=== Begin Enclosure ===
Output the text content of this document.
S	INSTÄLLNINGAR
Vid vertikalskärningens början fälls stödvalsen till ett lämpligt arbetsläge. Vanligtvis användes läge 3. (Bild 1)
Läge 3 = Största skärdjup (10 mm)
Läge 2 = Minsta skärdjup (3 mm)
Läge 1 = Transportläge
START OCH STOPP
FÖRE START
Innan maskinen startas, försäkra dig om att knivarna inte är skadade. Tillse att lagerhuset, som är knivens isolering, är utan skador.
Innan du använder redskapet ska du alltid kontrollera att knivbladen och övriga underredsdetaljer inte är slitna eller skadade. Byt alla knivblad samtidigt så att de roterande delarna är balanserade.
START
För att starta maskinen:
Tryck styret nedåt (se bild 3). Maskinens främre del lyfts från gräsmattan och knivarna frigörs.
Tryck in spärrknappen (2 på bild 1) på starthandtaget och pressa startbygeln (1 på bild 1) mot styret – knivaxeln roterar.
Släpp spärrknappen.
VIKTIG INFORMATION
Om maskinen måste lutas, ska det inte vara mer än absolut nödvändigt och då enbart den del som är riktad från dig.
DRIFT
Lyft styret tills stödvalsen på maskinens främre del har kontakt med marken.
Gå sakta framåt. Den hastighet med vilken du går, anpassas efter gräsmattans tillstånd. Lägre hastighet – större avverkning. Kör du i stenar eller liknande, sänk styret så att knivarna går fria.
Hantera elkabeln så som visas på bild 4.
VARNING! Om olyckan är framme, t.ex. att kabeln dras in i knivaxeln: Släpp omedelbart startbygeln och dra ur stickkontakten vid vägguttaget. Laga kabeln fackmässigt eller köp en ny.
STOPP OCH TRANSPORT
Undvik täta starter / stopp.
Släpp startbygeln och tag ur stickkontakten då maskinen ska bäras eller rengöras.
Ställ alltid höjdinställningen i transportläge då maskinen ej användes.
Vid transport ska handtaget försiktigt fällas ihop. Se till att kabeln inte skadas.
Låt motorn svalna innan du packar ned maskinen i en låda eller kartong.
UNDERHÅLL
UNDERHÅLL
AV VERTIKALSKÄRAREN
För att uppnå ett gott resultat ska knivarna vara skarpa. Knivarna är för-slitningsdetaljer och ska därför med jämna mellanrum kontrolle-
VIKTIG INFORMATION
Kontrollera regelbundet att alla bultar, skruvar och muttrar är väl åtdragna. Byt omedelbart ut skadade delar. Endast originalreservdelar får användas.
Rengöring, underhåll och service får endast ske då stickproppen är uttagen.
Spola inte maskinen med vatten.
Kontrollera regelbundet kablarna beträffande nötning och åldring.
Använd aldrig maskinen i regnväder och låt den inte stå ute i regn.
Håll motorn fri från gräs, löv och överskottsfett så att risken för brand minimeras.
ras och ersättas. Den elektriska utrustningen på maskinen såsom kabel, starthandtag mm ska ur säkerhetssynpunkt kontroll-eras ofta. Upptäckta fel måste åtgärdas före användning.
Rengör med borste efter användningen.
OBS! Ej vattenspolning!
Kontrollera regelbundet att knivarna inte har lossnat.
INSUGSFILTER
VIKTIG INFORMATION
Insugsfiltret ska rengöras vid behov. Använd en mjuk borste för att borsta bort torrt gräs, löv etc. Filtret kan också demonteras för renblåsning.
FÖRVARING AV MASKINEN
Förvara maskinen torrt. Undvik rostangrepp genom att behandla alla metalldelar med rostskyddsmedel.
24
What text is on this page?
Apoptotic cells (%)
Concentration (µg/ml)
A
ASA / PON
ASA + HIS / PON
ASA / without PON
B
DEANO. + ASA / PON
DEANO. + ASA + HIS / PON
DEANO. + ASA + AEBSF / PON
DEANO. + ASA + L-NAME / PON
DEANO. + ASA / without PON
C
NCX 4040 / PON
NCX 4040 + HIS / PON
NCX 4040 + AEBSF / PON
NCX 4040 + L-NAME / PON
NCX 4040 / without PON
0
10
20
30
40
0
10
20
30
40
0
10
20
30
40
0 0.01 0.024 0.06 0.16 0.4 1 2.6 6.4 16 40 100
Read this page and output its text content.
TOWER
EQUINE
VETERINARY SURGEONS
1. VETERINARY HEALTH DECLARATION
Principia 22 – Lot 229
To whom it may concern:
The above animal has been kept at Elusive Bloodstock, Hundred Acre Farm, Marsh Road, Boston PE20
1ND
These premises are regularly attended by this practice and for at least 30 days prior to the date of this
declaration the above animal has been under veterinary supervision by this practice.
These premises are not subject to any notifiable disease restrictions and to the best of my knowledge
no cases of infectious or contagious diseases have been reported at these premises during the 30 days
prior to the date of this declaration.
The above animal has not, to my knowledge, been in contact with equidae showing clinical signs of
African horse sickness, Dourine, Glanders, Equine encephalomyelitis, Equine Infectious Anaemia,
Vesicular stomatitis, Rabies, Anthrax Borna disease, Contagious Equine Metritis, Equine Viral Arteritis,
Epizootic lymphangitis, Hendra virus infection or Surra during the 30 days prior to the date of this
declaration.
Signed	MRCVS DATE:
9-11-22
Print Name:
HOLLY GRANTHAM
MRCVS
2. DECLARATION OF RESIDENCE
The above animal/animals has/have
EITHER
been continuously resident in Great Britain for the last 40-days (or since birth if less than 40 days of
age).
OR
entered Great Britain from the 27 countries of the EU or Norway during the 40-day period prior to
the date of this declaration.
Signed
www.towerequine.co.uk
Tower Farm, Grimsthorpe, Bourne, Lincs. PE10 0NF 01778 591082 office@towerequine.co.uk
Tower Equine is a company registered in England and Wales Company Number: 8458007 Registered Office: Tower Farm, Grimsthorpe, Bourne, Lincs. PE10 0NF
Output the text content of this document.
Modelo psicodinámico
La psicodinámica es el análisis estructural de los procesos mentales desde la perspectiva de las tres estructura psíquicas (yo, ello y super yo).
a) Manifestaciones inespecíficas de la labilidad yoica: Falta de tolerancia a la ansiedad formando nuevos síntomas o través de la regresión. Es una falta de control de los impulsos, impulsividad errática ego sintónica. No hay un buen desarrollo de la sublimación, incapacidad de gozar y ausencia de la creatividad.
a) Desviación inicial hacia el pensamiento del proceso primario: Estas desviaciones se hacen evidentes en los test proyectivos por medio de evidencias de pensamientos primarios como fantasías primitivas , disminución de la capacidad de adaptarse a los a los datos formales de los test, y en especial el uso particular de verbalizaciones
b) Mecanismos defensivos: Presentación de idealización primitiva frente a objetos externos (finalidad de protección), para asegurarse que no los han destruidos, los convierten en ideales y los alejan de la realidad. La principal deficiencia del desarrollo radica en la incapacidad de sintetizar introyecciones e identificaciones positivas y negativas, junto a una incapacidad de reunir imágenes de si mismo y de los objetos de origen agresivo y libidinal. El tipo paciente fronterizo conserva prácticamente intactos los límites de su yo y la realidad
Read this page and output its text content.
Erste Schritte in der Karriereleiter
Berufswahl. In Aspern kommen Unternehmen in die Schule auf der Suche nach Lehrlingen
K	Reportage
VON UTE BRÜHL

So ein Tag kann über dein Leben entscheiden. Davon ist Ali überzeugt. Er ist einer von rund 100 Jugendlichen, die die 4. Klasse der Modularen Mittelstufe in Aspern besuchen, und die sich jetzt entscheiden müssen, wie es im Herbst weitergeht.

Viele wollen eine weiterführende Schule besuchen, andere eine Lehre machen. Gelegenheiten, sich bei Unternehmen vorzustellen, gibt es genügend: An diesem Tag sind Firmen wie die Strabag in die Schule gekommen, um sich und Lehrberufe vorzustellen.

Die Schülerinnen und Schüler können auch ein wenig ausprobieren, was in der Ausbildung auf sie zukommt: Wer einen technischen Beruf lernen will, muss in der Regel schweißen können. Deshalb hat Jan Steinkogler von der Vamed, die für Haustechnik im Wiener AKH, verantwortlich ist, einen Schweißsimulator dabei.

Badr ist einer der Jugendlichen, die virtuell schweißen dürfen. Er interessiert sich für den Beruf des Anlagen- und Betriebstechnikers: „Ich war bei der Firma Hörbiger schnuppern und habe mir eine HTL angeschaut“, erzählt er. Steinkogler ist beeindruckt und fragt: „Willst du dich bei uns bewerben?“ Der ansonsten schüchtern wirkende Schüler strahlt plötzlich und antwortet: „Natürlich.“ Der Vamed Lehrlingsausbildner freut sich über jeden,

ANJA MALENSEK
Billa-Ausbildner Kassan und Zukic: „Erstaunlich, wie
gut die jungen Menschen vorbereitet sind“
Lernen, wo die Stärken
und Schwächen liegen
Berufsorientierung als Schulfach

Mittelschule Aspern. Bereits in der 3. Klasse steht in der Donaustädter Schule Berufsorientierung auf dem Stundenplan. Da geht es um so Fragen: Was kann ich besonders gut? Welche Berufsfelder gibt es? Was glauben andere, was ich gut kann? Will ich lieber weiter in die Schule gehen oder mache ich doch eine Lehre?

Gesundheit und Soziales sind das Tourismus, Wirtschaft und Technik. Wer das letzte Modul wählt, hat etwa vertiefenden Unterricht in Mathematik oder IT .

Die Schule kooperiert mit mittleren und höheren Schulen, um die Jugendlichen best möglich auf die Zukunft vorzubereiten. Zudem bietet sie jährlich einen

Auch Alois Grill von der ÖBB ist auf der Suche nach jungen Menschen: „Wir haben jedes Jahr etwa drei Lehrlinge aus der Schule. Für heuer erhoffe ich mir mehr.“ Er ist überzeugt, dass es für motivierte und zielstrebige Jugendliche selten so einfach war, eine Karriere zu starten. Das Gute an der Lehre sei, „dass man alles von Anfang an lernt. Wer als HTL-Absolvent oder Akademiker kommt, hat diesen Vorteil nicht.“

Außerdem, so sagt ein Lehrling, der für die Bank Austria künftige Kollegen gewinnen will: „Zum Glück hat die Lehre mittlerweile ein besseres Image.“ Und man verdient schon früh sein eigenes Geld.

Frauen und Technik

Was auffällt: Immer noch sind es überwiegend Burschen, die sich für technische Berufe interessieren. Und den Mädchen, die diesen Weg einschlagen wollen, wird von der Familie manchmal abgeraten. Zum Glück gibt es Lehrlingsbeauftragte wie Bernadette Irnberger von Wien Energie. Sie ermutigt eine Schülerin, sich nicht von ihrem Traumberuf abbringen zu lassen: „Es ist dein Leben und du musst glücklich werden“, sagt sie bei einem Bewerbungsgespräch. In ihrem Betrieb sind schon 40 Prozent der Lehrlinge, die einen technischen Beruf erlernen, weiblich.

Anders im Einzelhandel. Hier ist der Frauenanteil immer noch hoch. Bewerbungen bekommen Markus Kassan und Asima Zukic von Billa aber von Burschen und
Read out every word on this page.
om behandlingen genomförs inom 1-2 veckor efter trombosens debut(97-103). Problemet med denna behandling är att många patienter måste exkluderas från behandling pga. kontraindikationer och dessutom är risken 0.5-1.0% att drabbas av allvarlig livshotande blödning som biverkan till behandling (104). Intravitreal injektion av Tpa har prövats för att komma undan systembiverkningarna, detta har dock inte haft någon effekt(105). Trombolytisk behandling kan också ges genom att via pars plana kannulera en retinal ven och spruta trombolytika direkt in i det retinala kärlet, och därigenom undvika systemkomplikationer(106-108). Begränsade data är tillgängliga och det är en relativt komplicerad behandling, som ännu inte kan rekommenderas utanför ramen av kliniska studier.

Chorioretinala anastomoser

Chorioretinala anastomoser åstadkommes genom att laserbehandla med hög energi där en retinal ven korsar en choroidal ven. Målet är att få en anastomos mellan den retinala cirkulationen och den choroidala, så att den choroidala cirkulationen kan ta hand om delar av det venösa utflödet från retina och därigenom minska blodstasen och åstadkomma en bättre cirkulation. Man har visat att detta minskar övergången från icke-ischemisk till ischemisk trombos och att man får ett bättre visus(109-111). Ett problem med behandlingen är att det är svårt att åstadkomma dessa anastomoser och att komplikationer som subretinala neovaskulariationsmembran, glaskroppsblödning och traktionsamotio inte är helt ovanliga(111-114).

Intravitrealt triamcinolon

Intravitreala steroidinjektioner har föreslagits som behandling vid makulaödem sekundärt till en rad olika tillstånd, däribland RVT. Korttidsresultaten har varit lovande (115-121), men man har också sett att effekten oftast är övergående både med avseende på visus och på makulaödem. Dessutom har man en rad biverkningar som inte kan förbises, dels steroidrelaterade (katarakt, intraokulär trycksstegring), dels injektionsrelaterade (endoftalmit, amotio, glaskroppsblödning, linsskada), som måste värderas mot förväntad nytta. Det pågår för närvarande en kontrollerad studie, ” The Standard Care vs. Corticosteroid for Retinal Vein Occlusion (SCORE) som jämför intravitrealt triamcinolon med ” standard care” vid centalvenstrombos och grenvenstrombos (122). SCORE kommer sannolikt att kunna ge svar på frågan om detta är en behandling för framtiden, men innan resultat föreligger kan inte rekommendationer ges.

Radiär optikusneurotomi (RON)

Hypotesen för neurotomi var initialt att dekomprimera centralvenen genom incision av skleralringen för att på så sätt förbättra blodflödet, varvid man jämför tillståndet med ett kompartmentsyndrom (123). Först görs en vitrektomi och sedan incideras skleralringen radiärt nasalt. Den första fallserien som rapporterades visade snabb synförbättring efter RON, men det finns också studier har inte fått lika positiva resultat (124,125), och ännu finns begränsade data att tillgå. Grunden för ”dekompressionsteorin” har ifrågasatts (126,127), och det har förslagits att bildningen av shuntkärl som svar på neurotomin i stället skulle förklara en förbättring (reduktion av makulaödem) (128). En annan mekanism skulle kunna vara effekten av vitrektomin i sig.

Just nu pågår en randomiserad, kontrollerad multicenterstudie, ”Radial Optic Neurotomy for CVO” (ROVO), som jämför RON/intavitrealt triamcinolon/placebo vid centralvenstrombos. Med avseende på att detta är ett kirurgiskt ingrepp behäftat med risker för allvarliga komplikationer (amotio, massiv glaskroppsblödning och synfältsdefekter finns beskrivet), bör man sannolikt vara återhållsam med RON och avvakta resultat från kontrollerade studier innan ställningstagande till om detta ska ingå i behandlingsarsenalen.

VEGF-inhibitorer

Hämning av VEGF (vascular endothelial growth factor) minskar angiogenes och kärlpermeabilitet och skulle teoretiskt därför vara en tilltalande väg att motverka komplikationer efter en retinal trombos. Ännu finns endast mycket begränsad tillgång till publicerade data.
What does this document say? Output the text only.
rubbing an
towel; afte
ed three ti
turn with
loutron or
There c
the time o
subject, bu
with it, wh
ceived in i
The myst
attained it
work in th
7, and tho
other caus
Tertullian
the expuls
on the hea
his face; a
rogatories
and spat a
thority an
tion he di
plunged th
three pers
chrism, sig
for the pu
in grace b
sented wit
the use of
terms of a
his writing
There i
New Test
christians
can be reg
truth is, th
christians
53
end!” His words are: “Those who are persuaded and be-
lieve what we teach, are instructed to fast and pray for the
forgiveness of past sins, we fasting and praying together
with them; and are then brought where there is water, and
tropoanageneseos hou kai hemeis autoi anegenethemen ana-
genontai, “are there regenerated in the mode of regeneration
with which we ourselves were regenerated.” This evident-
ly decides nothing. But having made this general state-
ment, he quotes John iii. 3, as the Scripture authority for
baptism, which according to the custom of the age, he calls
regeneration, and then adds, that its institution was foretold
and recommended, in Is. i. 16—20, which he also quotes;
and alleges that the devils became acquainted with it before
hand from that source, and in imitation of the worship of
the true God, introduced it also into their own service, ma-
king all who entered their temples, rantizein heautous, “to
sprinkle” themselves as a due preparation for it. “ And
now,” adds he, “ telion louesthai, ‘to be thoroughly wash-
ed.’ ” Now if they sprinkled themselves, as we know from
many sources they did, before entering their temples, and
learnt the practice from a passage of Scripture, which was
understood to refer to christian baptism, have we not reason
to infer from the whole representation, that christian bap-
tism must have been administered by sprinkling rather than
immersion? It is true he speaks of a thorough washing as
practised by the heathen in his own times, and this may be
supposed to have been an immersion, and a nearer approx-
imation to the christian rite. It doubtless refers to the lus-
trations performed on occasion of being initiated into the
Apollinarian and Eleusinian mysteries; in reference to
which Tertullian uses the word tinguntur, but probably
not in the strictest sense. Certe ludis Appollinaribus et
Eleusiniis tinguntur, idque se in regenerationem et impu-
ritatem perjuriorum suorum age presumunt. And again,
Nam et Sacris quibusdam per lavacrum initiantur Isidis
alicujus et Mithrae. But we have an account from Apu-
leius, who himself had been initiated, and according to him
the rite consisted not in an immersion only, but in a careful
=== End Enclosure ===
Exercise goal: Look through the entries above. Copy each line in which the string "into" occurs.

Task output:
the true God, introduced it also into their own service, ma-
trations performed on occasion of being initiated into the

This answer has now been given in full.